● **Dataset records**:

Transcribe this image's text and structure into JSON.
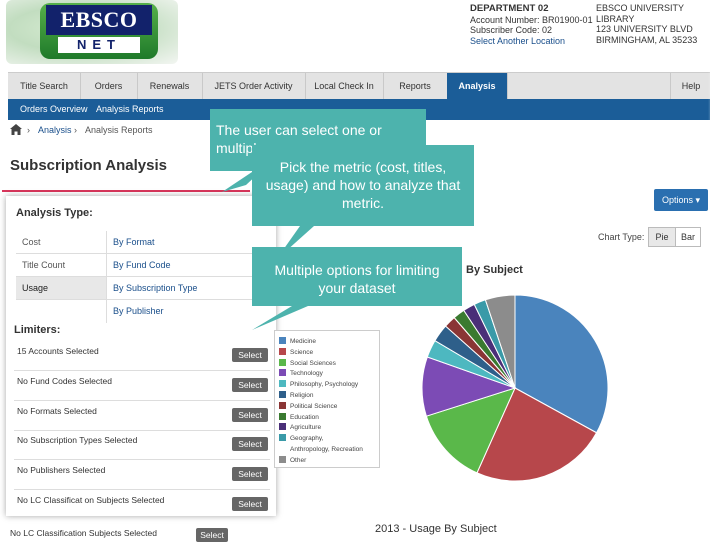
{
  "logo": {
    "top": "EBSCO",
    "bottom": "NET"
  },
  "account": {
    "dept": "DEPARTMENT 02",
    "number": "Account Number: BR01900-01",
    "subscriber": "Subscriber Code: 02",
    "select_location": "Select Another Location",
    "lib_name": "EBSCO UNIVERSITY LIBRARY",
    "lib_street": "123 UNIVERSITY BLVD",
    "lib_city": "BIRMINGHAM, AL 35233"
  },
  "nav": {
    "tabs": [
      "Title Search",
      "Orders",
      "Renewals",
      "JETS Order Activity",
      "Local Check In",
      "Reports",
      "Analysis"
    ],
    "help": "Help",
    "sub": [
      "Orders Overview",
      "Analysis Reports"
    ]
  },
  "breadcrumb": [
    "Analysis",
    "Analysis Reports"
  ],
  "page_title": "Subscription Analysis",
  "options_label": "Options ▾",
  "chart_type": {
    "label": "Chart Type:",
    "pie": "Pie",
    "bar": "Bar"
  },
  "analysis_type": {
    "heading": "Analysis Type:",
    "metrics": [
      "Cost",
      "Title Count",
      "Usage"
    ],
    "methods": [
      "By Format",
      "By Fund Code",
      "By Subscription Type",
      "By Publisher"
    ]
  },
  "limiters": {
    "heading": "Limiters:",
    "rows": [
      "15 Accounts Selected",
      "No Fund Codes Selected",
      "No Formats Selected",
      "No Subscription Types Selected",
      "No Publishers Selected",
      "No LC Classificat on Subjects Selected"
    ],
    "select_label": "Select",
    "below_row": "No LC Classification Subjects Selected"
  },
  "callouts": {
    "years": "The user can select one or multiple years.",
    "metric": "Pick the metric (cost, titles, usage) and how to analyze that metric.",
    "limits": "Multiple options for limiting your dataset"
  },
  "chart_title_tail": "By Subject",
  "chart2_title": "2013 - Usage By Subject",
  "chart_data": {
    "type": "pie",
    "title": "By Subject",
    "categories": [
      "Medicine",
      "Science",
      "Social Sciences",
      "Technology",
      "Philosophy, Psychology",
      "Religion",
      "Political Science",
      "Education",
      "Agriculture",
      "Geography, Anthropology, Recreation",
      "Other"
    ],
    "values": [
      32,
      23,
      13,
      10,
      3,
      3,
      2,
      2,
      2,
      2,
      5
    ],
    "colors": [
      "#4a84bd",
      "#b7474b",
      "#5ab84a",
      "#7c4bb5",
      "#4db8c0",
      "#2e5f8a",
      "#8a3535",
      "#3a7a30",
      "#4a2f78",
      "#3a9aa8",
      "#8c8c8c"
    ],
    "legend_position": "left"
  }
}
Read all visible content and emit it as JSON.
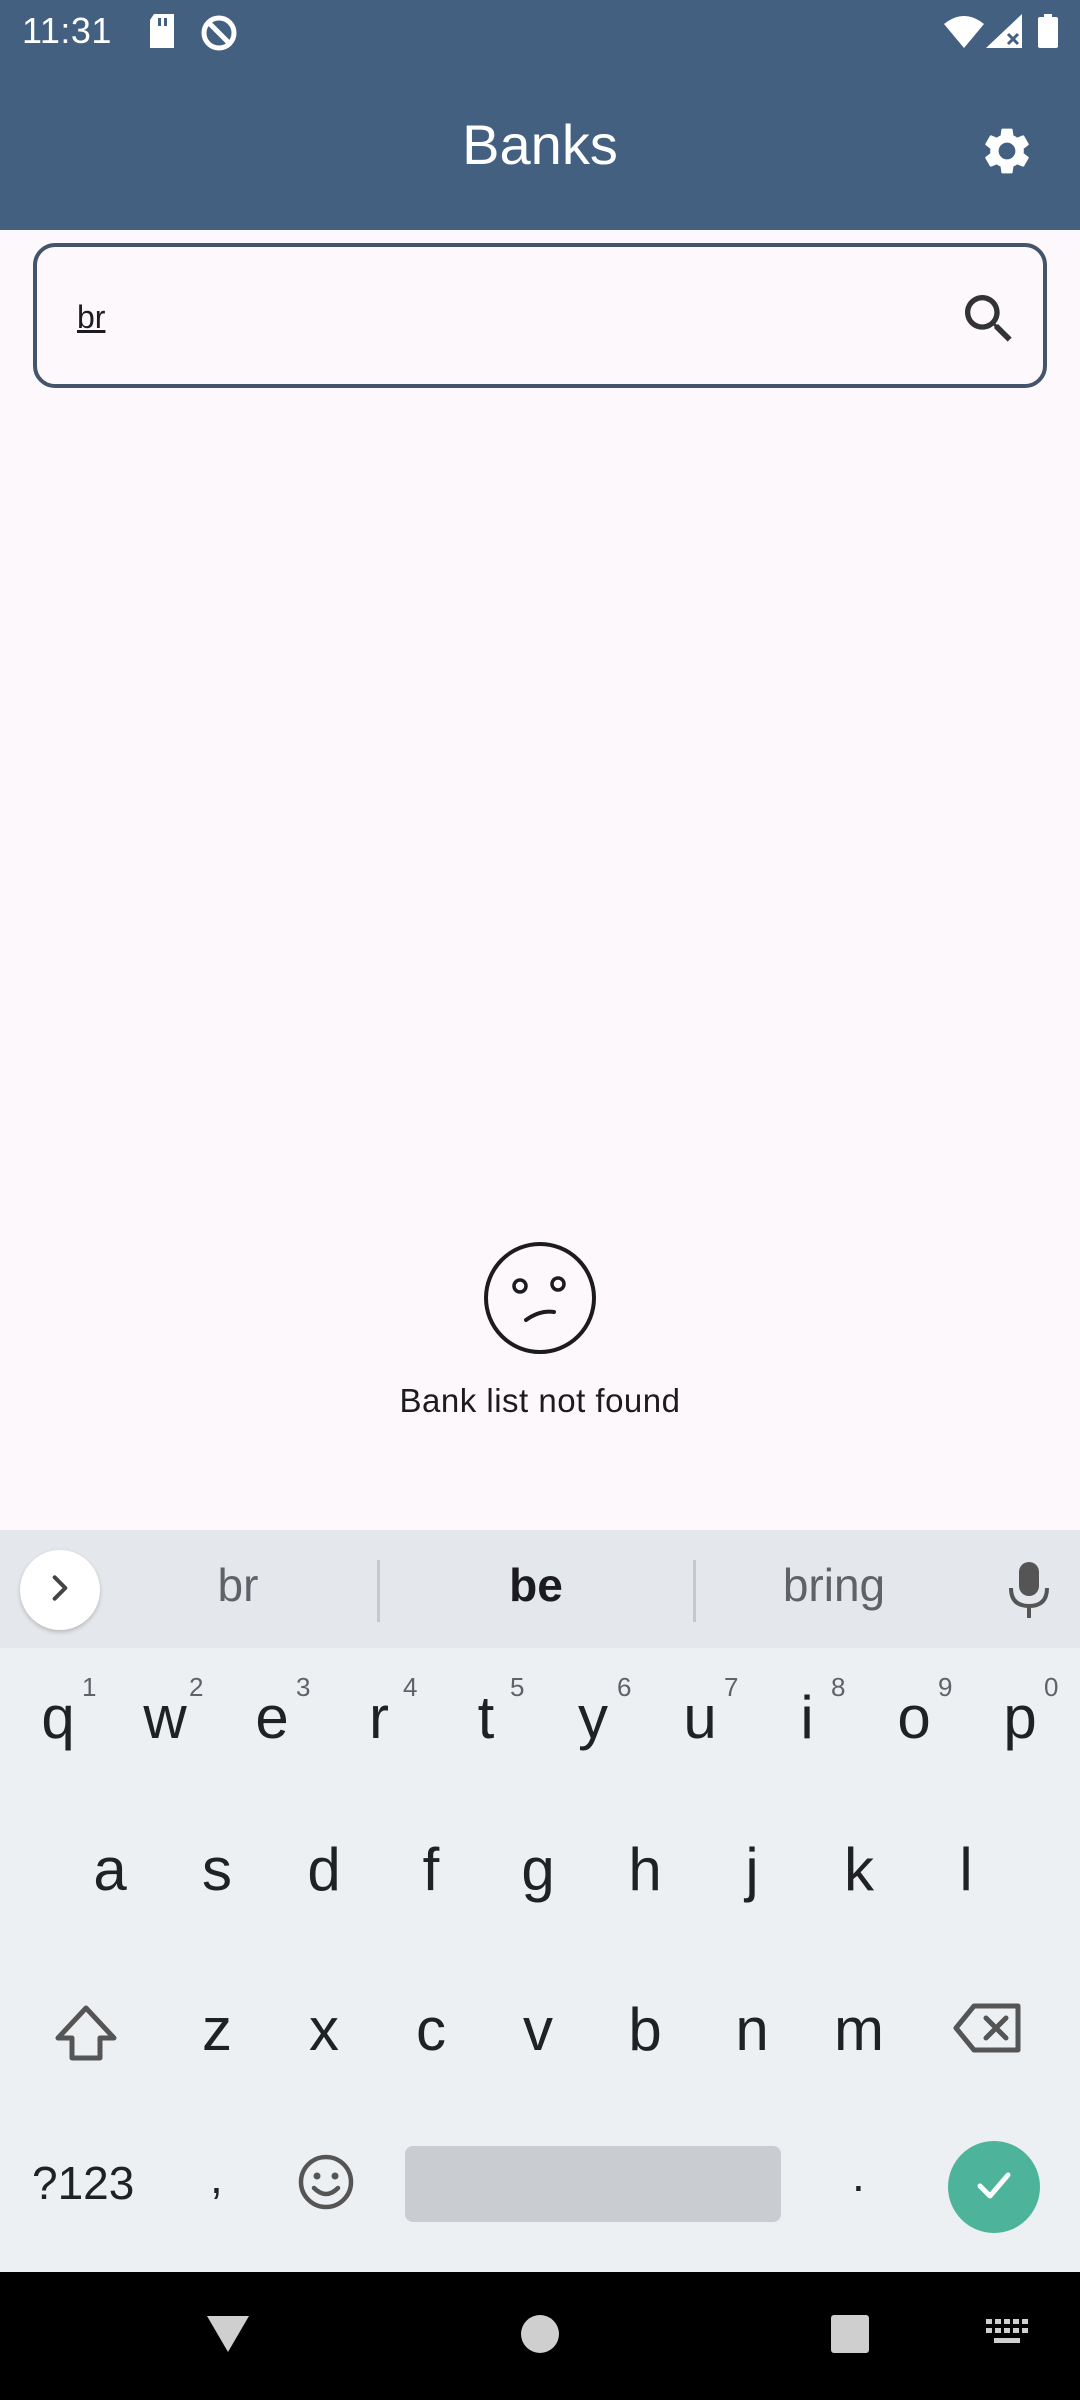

● **GIVEN PROBLEM**: Write out each entry exactly as given, omitting any picture.

● **CORRECT RESPONSE**:
Transcribe this image's text and structure into JSON.
{
  "logo": {
    "top": "EBSCO",
    "bottom": "NET"
  },
  "account": {
    "dept": "DEPARTMENT 02",
    "number": "Account Number: BR01900-01",
    "subscriber": "Subscriber Code: 02",
    "select_location": "Select Another Location",
    "lib_name": "EBSCO UNIVERSITY LIBRARY",
    "lib_street": "123 UNIVERSITY BLVD",
    "lib_city": "BIRMINGHAM, AL 35233"
  },
  "nav": {
    "tabs": [
      "Title Search",
      "Orders",
      "Renewals",
      "JETS Order Activity",
      "Local Check In",
      "Reports",
      "Analysis"
    ],
    "help": "Help",
    "sub": [
      "Orders Overview",
      "Analysis Reports"
    ]
  },
  "breadcrumb": [
    "Analysis",
    "Analysis Reports"
  ],
  "page_title": "Subscription Analysis",
  "options_label": "Options ▾",
  "chart_type": {
    "label": "Chart Type:",
    "pie": "Pie",
    "bar": "Bar"
  },
  "analysis_type": {
    "heading": "Analysis Type:",
    "metrics": [
      "Cost",
      "Title Count",
      "Usage"
    ],
    "methods": [
      "By Format",
      "By Fund Code",
      "By Subscription Type",
      "By Publisher"
    ]
  },
  "limiters": {
    "heading": "Limiters:",
    "rows": [
      "15 Accounts Selected",
      "No Fund Codes Selected",
      "No Formats Selected",
      "No Subscription Types Selected",
      "No Publishers Selected",
      "No LC Classificat on Subjects Selected"
    ],
    "select_label": "Select",
    "below_row": "No LC Classification Subjects Selected"
  },
  "callouts": {
    "years": "The user can select one or multiple years.",
    "metric": "Pick the metric (cost, titles, usage) and how to analyze that metric.",
    "limits": "Multiple options for limiting your dataset"
  },
  "chart_title_tail": "By Subject",
  "chart2_title": "2013 - Usage By Subject",
  "chart_data": {
    "type": "pie",
    "title": "By Subject",
    "categories": [
      "Medicine",
      "Science",
      "Social Sciences",
      "Technology",
      "Philosophy, Psychology",
      "Religion",
      "Political Science",
      "Education",
      "Agriculture",
      "Geography, Anthropology, Recreation",
      "Other"
    ],
    "values": [
      32,
      23,
      13,
      10,
      3,
      3,
      2,
      2,
      2,
      2,
      5
    ],
    "colors": [
      "#4a84bd",
      "#b7474b",
      "#5ab84a",
      "#7c4bb5",
      "#4db8c0",
      "#2e5f8a",
      "#8a3535",
      "#3a7a30",
      "#4a2f78",
      "#3a9aa8",
      "#8c8c8c"
    ],
    "legend_position": "left"
  }
}
Read all visible content and emit it as JSON.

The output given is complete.